Check every line below for the string "pressure", and copy the lines that contain it.

* DATA SUPPLIED *
....................
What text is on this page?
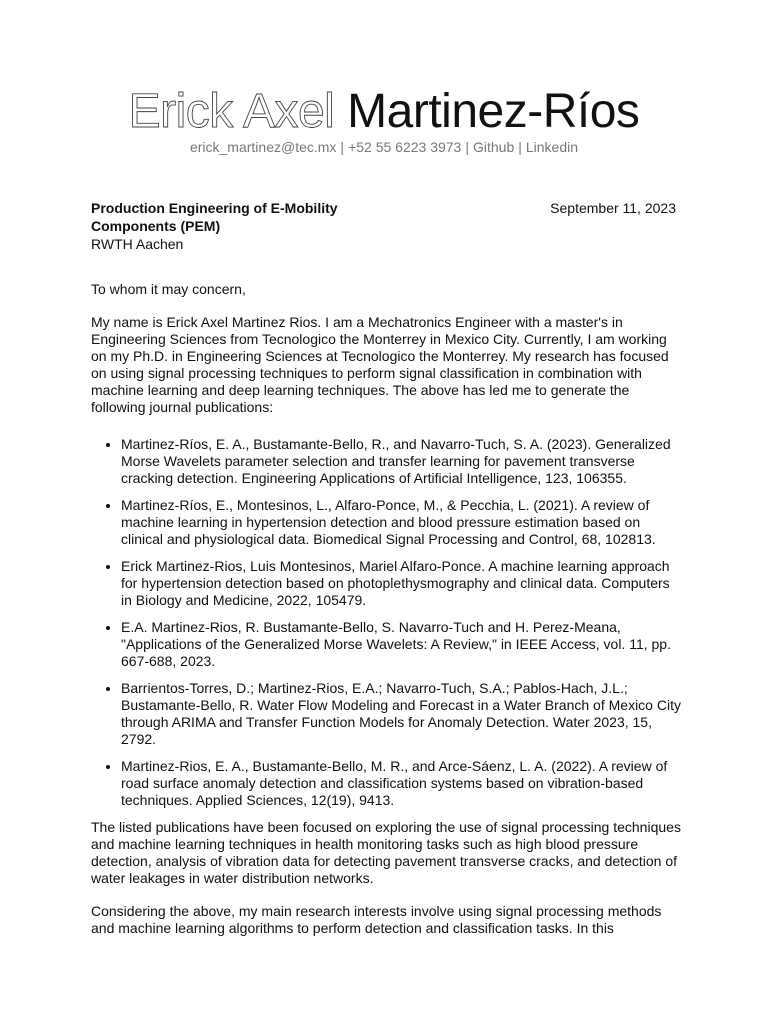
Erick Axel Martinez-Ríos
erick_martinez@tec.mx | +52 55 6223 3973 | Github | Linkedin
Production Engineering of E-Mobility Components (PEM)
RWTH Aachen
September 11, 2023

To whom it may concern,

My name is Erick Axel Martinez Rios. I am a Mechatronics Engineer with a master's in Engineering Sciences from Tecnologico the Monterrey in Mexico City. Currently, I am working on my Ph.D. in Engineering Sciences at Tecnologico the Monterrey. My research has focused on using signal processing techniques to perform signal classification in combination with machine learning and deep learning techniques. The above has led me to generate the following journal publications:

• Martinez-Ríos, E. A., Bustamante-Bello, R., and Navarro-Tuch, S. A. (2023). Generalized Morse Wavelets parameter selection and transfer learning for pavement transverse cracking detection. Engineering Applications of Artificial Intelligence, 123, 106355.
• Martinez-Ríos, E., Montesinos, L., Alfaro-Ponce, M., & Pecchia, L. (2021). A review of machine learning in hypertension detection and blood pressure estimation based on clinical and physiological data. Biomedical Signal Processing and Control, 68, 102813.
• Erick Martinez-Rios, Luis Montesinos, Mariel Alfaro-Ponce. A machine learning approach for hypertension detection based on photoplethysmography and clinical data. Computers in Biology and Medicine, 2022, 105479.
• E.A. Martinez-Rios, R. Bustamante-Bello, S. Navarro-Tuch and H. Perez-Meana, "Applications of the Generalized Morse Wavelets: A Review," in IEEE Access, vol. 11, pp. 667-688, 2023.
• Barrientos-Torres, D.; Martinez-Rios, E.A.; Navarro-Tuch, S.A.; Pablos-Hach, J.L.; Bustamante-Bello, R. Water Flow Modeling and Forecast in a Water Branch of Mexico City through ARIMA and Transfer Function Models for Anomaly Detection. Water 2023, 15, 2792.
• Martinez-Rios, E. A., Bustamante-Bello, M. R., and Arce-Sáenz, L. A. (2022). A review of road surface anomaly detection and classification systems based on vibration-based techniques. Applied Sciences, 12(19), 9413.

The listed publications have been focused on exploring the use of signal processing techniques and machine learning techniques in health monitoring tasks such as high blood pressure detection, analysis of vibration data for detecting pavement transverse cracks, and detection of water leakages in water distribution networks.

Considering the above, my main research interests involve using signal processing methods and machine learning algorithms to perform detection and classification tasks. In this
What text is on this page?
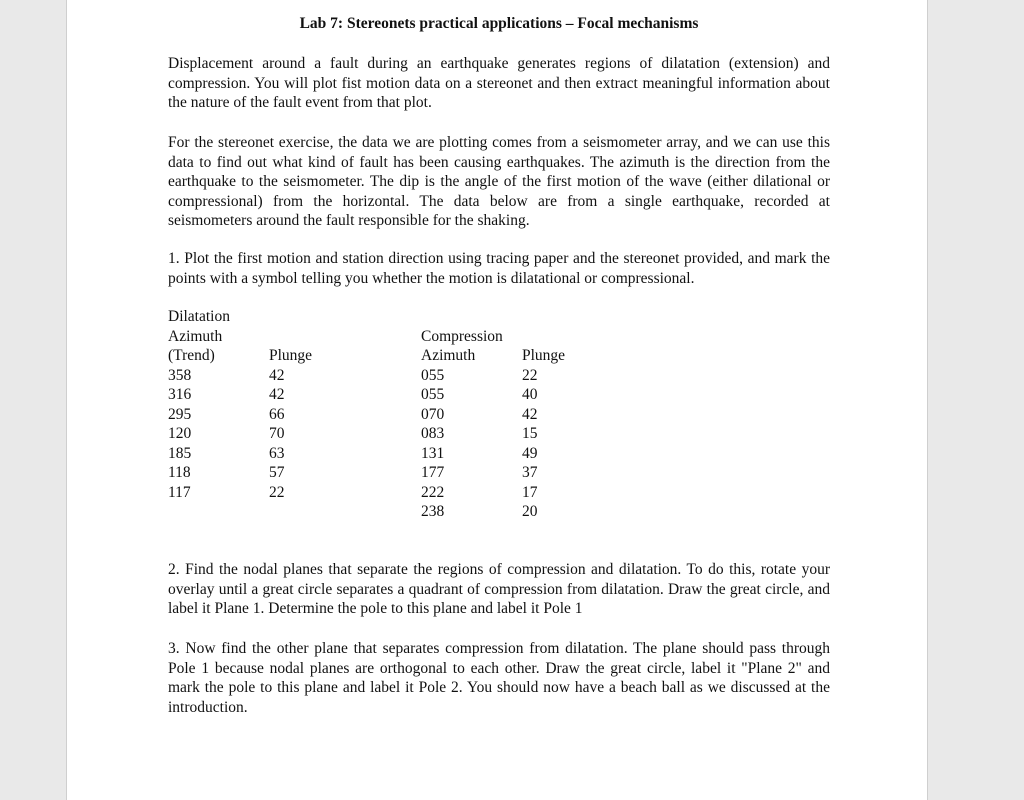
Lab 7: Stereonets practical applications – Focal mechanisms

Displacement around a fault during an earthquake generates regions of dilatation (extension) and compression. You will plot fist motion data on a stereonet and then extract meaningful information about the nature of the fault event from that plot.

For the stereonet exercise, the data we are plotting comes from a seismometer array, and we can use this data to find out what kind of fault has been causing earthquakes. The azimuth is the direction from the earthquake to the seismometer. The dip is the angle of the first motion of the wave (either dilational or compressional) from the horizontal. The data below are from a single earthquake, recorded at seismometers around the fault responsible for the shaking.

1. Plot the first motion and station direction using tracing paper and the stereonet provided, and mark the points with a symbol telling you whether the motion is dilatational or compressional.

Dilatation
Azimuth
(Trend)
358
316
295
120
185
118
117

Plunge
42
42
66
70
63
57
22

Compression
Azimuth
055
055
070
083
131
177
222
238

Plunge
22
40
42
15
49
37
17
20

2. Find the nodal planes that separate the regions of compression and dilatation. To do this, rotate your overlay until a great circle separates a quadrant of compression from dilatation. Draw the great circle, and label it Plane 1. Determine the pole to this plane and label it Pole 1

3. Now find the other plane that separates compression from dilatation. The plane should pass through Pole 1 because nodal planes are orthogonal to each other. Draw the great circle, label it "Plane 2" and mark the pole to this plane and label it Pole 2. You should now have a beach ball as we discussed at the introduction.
....................
* ANSWER TO THE TASK *
• Martinez-Ríos, E., Montesinos, L., Alfaro-Ponce, M., & Pecchia, L. (2021). A review of machine learning in hypertension detection and blood pressure estimation based on clinical and physiological data. Biomedical Signal Processing and Control, 68, 102813.
The listed publications have been focused on exploring the use of signal processing techniques and machine learning techniques in health monitoring tasks such as high blood pressure detection, analysis of vibration data for detecting pavement transverse cracks, and detection of water leakages in water distribution networks.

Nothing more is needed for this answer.